◆ **DO THIS**:
Search the data for the string "label" and extract every line where it appears.

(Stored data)
################

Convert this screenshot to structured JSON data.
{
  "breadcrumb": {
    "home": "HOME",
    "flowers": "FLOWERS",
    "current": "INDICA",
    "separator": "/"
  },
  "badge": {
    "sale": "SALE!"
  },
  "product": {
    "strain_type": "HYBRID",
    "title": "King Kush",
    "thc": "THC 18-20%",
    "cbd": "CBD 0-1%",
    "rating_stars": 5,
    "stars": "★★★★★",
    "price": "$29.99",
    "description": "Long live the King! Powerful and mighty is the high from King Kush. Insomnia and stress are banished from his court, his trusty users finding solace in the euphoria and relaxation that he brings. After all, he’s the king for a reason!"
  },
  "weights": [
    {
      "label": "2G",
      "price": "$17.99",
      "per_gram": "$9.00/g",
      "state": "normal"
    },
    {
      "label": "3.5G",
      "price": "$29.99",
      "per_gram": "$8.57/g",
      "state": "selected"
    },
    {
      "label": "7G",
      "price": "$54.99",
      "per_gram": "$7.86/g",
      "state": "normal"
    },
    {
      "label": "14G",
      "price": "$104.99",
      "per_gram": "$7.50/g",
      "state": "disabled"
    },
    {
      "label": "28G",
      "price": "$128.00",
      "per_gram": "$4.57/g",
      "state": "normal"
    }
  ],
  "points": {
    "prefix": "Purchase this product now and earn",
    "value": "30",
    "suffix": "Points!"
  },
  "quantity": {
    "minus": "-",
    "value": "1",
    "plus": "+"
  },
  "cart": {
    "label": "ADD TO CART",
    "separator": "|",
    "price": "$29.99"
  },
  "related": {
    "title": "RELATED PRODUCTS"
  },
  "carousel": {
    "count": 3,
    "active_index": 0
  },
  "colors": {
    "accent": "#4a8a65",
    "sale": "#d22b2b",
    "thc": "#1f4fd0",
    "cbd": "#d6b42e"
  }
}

################

◆ **EXERCISE RESULT**:
      "label": "2G",
      "label": "3.5G",
      "label": "7G",
      "label": "14G",
      "label": "28G",
    "label": "ADD TO CART",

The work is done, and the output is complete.